Pre-RFC: Rust Version Attribute; specifying Rust language version within source code


#1

Summary

This RFC proposes adding a #![rust_ver="..."] attribute and --rust-ver compiler flag.

Context

Motivation

There are several major motivations for this addition:

  • Giving users clearer, more accurate information when attempting to compile code that is unsupported by their current compiler.
  • Giving the package ecosystem a formal way of dealing with language version dependencies.
  • Smoothing the transition to a future, backward-incompatible release of the language.

• • •

__Exercise instructions__:
1. Condense the passage on the Rust version attribute pre-RFC that begins "There are several major motivations" into a short list, keeping each of its points.
2. Write the next few paragraphs of the Rust version attribute pre-RFC, picking up after its final motivation point.

• • •

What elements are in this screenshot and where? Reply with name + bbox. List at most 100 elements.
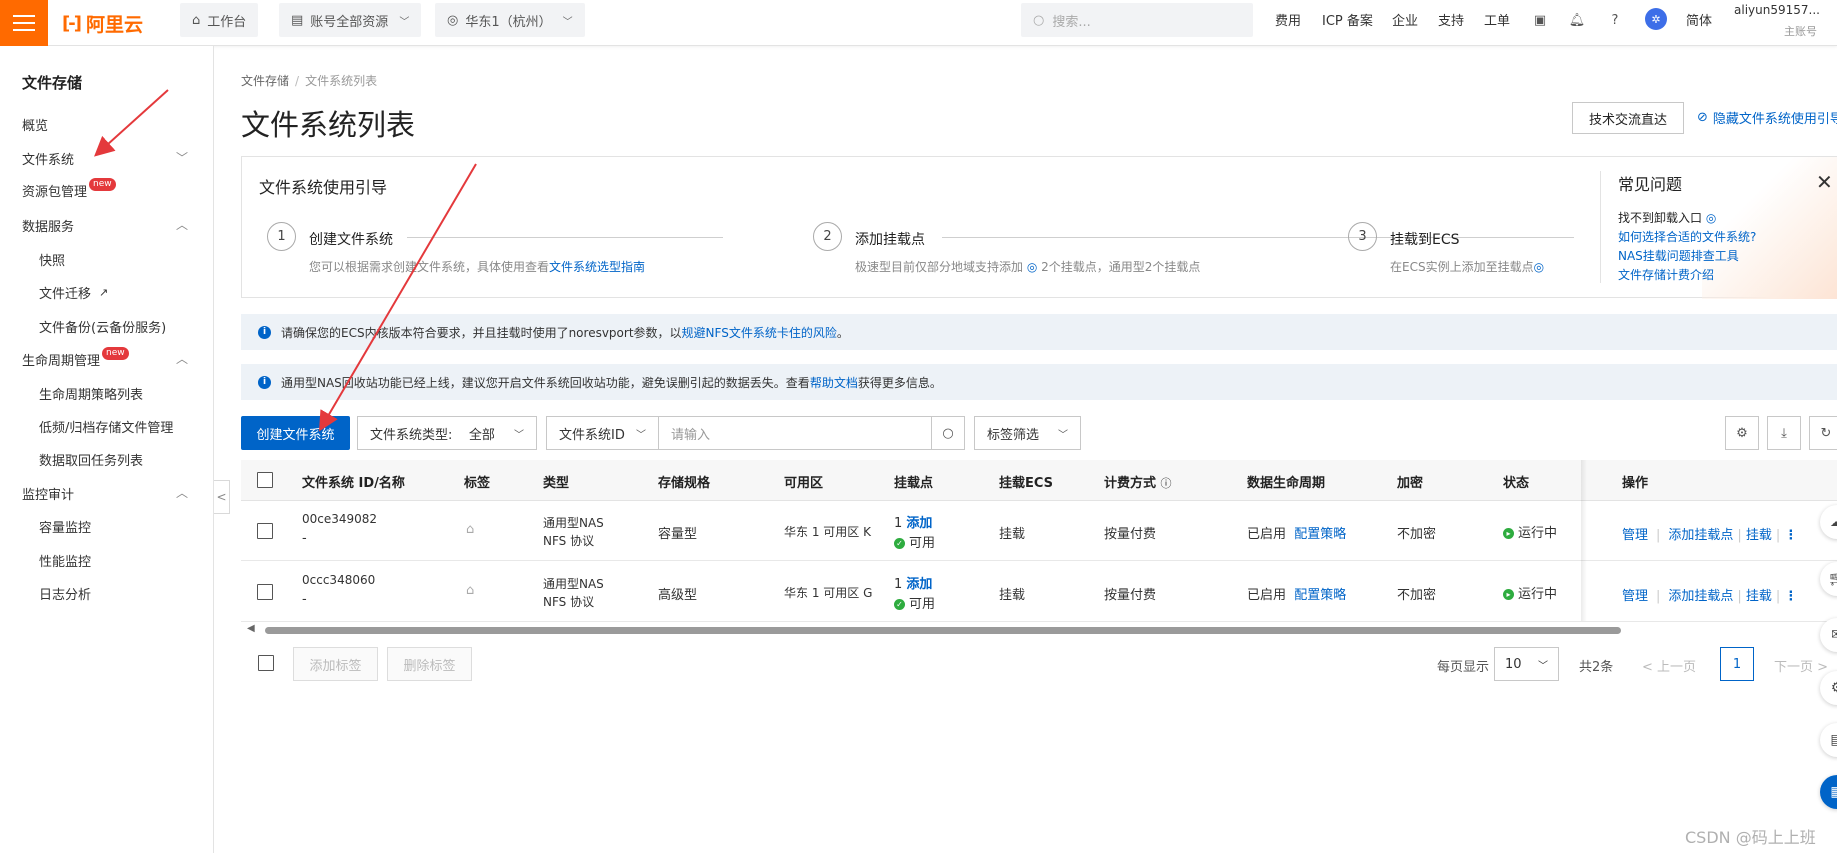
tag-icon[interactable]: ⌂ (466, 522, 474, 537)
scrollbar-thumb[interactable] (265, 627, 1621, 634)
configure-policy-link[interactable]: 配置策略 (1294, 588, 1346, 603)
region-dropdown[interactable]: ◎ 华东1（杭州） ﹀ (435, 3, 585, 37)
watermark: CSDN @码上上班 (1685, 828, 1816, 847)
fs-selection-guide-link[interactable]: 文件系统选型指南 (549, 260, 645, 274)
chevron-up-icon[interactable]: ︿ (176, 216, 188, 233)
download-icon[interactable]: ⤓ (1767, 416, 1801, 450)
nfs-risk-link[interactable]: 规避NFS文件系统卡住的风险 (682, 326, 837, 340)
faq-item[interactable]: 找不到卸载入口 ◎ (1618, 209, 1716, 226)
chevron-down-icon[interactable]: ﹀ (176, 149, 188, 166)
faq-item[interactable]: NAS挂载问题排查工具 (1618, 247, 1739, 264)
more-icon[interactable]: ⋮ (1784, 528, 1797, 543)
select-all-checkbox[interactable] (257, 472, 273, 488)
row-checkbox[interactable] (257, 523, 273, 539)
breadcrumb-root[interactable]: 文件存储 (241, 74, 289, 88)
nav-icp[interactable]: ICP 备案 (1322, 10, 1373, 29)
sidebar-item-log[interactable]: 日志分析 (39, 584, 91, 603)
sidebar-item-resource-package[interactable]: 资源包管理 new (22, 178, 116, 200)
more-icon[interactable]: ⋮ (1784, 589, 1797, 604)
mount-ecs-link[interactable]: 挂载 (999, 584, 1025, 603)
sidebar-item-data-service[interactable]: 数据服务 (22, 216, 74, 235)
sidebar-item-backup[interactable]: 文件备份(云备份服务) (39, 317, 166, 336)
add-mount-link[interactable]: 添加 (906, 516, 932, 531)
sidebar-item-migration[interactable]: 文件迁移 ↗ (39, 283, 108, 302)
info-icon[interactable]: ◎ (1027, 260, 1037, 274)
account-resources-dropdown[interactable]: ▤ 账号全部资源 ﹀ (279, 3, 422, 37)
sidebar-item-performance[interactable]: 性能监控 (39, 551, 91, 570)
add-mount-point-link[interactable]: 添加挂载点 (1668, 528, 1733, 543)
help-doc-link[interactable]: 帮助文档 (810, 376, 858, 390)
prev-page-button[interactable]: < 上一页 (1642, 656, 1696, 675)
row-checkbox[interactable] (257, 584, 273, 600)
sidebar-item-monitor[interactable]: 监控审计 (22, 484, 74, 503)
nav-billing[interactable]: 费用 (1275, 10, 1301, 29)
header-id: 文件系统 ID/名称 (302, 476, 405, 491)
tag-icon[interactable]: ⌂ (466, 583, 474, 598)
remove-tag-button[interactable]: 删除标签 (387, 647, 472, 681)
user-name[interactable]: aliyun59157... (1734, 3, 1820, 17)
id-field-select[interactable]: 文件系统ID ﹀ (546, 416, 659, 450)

• • •

__Task-by-task results__:
1.
- Clearer, more accurate information for users compiling code their current compiler doesn't support
- A formal way for the package ecosystem to handle language version dependencies
- A smoother transition to a future, backward-incompatible release of the language

2.
Clearer Errors and Advice

Consider what would happen if a user of the current version of rustc were to try and compile a source file from Rust 1.8 with its amazing support for numbers with units:

> type unit_test.rs
fn main() {
    let x = 42.0_m;
    println!("{}", x);
}
> rustc unit_test.rs
unit_test.rs:2:18: 2:19 error: expected `;`, found `m`
unit_test.rs:2     let x = 42.0_m;
                                ^

It’s not clear whether this is unsupported syntax or a typo that made its way into the code (unlikely, but possible), and it’s not clear what the solution is. Now, consider what the compiler could tell the user if the code itself contained version information:

> type unit_test_ver.rs
#![rust_ver="1.8"]
fn main() {
    let x = 42.0_m;
    println!("{}", x);
}
> rustc unit_test_ver.rs
unit_test.rs:1:1: 1:19 error: unsupported version of the Rust language required.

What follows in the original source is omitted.